### TASK GOAL
Copy each line in the data that includes the word "репчатый".

**** DATA SHOWN ****

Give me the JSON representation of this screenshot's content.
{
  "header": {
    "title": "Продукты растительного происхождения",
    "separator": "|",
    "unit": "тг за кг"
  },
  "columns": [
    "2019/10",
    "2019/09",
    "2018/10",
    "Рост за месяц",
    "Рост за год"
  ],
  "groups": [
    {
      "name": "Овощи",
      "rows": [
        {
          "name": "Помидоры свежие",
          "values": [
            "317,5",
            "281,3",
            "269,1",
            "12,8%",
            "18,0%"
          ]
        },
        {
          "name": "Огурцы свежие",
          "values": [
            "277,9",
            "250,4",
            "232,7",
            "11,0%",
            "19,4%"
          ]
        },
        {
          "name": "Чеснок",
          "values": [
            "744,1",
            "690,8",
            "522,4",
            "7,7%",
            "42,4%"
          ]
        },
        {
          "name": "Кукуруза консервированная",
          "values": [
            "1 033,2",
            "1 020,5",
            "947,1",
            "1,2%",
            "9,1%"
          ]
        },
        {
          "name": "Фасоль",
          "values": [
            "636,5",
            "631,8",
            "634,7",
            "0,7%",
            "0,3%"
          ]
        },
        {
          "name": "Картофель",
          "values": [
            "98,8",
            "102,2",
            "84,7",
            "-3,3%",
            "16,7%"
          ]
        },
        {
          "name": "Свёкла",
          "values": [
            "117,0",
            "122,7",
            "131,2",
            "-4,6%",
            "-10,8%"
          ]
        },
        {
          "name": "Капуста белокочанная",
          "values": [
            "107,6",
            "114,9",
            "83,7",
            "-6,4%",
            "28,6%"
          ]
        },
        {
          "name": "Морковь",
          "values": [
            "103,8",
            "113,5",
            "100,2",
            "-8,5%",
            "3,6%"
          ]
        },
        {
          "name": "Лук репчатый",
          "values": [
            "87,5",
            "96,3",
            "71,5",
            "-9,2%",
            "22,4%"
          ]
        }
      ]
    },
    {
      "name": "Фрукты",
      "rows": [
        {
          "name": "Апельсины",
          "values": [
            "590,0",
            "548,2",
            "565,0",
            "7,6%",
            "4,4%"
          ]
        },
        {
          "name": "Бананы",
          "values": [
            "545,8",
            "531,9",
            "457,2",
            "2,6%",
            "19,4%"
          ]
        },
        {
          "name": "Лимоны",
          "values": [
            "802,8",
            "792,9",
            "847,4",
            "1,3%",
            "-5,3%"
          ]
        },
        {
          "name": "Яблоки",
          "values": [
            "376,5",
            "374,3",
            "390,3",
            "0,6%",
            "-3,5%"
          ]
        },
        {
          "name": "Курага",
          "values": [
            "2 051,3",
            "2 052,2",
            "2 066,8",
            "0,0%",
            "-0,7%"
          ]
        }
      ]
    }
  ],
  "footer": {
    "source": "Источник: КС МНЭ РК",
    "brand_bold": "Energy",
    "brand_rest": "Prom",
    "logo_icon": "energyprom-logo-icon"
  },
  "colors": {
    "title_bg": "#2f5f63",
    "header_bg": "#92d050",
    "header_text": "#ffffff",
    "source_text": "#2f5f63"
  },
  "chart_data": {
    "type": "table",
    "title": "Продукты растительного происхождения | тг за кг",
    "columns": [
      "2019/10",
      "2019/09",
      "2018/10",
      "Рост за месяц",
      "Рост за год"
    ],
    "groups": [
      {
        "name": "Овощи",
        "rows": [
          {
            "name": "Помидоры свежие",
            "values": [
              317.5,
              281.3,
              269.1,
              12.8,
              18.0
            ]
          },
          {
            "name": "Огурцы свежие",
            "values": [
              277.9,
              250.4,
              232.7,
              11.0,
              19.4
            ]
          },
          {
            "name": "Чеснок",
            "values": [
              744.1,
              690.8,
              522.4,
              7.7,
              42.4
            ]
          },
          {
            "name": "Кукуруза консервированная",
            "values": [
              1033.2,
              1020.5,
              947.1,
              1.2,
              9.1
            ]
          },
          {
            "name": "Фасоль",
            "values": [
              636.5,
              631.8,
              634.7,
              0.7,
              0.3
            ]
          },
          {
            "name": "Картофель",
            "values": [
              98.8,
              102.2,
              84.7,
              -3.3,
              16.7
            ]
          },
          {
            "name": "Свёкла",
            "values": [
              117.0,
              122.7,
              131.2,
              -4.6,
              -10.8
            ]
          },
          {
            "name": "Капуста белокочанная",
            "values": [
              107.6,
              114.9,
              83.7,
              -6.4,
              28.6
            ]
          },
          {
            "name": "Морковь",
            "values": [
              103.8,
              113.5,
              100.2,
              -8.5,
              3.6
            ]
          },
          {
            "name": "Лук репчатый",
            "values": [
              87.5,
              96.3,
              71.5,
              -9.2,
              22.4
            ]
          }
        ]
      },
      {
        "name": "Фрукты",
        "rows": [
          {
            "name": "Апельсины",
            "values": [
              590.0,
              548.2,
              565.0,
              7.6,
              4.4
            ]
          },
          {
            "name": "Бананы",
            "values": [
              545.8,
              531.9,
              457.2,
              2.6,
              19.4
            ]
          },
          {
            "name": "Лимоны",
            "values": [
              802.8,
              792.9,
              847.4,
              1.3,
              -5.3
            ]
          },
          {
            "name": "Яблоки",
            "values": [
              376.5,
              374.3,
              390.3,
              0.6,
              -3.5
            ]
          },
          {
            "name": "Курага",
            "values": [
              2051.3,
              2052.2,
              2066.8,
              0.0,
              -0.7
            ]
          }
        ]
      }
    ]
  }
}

****

### FINAL RESULT
          "name": "Лук репчатый",
            "name": "Лук репчатый",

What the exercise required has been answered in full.